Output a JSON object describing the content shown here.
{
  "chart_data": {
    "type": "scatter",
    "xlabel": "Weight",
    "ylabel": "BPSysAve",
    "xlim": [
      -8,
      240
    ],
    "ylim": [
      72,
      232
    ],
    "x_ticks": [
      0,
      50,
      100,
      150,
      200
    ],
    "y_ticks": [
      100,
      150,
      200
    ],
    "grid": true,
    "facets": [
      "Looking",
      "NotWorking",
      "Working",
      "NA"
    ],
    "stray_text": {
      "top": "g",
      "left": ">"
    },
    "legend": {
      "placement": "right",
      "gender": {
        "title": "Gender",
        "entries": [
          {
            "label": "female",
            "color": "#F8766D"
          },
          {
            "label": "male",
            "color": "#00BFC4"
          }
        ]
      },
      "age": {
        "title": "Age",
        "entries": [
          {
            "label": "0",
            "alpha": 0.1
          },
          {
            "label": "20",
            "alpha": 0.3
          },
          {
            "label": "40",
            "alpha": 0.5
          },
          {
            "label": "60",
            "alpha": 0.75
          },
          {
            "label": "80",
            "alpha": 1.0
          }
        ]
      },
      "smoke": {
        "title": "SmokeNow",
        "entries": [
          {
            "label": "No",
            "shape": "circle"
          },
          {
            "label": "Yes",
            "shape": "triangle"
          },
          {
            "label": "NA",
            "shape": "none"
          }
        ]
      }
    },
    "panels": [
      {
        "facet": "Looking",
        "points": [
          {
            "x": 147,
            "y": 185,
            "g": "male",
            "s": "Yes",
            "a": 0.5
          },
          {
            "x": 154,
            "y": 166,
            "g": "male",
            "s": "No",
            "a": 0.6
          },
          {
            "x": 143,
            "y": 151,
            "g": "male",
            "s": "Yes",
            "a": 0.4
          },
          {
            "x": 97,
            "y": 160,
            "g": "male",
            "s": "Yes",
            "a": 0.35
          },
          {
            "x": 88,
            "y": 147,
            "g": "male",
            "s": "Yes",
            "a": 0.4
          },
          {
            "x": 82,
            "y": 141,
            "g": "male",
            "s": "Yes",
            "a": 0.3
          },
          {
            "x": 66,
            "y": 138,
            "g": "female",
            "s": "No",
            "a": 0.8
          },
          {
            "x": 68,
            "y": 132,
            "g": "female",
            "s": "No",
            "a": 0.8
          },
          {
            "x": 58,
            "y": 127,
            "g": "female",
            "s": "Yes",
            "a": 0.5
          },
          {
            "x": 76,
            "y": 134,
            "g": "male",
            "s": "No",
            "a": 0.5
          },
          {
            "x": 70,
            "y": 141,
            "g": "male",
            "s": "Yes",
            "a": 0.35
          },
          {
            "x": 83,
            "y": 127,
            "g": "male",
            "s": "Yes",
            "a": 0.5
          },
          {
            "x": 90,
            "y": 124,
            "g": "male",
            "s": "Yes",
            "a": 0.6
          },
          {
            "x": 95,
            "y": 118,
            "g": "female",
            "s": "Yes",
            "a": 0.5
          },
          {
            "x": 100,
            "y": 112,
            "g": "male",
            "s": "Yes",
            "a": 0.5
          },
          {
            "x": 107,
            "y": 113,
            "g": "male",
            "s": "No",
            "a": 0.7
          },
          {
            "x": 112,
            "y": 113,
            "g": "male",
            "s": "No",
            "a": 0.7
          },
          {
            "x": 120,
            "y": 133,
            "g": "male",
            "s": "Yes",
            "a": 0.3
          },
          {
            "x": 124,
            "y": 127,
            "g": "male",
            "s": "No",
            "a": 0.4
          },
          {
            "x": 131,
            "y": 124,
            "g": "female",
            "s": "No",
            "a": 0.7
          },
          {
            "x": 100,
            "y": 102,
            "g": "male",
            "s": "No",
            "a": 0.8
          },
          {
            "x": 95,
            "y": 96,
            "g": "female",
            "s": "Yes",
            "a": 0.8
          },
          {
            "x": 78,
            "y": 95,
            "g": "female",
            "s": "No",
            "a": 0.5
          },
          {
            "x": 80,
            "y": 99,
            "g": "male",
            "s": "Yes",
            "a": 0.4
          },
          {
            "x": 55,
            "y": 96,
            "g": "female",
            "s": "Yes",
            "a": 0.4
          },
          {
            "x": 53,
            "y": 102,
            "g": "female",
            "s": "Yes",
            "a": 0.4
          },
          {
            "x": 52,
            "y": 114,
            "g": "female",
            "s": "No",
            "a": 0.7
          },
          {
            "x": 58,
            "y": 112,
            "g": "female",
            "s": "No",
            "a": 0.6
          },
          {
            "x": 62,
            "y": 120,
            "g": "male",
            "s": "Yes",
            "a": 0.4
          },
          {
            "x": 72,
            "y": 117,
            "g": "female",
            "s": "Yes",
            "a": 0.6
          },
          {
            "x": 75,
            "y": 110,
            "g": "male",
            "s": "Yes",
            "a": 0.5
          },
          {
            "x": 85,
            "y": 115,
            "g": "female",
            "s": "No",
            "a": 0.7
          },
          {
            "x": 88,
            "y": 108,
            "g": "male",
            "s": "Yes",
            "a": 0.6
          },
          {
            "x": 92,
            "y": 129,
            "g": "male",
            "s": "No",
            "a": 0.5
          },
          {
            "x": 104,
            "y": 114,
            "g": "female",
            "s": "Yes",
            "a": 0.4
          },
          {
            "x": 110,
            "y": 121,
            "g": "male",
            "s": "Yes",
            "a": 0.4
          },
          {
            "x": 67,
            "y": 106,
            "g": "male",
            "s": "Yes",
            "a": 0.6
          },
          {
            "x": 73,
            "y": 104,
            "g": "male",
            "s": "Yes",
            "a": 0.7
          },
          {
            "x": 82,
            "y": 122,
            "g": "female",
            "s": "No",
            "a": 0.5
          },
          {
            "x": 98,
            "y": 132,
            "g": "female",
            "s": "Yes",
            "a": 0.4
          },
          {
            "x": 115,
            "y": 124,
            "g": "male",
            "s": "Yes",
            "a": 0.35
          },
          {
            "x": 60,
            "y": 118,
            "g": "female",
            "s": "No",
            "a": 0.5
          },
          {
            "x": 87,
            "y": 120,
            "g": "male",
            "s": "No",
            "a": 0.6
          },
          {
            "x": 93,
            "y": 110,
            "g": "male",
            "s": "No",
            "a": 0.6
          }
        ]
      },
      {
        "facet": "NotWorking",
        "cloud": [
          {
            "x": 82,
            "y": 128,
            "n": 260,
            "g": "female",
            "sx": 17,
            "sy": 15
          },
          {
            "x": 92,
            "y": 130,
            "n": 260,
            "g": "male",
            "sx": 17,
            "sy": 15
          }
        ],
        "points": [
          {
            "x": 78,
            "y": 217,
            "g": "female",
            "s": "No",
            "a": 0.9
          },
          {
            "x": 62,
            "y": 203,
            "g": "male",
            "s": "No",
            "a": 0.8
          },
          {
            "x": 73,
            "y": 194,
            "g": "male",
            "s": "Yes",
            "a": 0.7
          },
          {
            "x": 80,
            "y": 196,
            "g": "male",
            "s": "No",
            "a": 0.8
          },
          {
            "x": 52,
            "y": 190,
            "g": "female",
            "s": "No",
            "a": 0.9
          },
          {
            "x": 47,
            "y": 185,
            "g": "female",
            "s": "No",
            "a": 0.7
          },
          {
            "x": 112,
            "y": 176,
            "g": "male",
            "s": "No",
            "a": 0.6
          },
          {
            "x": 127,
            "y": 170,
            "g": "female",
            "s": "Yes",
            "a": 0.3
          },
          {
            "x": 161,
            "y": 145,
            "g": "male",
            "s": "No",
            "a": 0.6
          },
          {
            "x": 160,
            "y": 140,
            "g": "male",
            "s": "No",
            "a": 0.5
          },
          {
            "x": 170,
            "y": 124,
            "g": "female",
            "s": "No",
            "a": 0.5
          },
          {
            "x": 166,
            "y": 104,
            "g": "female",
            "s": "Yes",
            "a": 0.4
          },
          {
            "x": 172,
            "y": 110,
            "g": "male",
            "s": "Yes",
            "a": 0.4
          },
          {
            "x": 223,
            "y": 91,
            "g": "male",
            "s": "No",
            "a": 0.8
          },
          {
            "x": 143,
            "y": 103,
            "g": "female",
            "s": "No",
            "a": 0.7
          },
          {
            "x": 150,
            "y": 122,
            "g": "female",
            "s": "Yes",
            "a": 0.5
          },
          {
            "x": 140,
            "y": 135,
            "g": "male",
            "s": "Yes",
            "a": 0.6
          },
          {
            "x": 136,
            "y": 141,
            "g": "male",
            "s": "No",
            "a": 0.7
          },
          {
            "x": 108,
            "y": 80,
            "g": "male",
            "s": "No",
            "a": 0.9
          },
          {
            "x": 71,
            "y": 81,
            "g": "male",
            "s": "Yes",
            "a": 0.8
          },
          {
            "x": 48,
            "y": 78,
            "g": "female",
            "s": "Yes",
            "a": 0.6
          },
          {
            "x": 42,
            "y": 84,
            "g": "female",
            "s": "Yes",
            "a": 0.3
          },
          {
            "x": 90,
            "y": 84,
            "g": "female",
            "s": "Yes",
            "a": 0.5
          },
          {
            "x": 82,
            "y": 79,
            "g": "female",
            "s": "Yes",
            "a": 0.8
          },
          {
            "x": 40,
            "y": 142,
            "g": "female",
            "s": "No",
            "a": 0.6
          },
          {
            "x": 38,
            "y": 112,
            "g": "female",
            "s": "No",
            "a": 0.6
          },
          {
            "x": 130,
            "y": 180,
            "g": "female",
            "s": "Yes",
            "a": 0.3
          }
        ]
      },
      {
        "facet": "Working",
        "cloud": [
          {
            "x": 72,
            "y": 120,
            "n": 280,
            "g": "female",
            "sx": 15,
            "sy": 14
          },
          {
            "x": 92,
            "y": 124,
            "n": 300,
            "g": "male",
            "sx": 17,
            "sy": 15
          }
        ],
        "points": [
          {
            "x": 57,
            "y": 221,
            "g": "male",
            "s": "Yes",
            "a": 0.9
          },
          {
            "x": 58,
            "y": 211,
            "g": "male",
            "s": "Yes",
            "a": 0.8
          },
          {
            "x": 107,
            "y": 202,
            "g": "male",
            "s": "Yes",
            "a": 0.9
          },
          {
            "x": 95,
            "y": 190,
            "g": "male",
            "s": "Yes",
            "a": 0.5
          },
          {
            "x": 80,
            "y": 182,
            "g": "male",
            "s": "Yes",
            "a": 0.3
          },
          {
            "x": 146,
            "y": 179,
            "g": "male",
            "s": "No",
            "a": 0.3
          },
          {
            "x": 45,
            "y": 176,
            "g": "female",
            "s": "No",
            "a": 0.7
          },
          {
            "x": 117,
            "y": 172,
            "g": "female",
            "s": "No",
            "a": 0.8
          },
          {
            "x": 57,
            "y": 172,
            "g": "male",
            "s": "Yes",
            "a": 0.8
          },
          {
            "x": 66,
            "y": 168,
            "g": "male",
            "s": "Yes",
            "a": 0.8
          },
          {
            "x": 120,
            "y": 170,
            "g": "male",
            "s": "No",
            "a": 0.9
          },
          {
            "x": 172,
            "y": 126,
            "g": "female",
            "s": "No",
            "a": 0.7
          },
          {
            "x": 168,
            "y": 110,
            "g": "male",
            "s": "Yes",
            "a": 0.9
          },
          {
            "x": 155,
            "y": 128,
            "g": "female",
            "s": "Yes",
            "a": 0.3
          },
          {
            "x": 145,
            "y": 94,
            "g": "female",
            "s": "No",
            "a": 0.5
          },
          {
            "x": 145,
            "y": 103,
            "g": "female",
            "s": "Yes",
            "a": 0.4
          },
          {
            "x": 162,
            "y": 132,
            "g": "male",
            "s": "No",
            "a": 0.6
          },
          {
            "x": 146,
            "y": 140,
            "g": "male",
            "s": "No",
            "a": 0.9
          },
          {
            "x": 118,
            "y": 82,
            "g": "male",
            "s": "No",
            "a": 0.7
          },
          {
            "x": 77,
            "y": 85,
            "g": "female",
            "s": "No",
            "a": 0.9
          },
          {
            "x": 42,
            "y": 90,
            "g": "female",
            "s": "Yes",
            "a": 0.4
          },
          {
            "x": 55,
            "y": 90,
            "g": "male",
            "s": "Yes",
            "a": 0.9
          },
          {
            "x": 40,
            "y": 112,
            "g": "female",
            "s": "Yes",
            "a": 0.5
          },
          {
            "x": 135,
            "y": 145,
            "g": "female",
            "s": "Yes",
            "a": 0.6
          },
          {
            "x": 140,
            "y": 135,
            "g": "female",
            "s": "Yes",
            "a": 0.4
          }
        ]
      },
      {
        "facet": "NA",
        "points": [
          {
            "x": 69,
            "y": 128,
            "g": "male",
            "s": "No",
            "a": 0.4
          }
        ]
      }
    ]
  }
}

Exercise goal:
From the data above, gather every line that includes the word "title".

Task solution:
        "title": "Gender",
        "title": "Age",
        "title": "SmokeNow",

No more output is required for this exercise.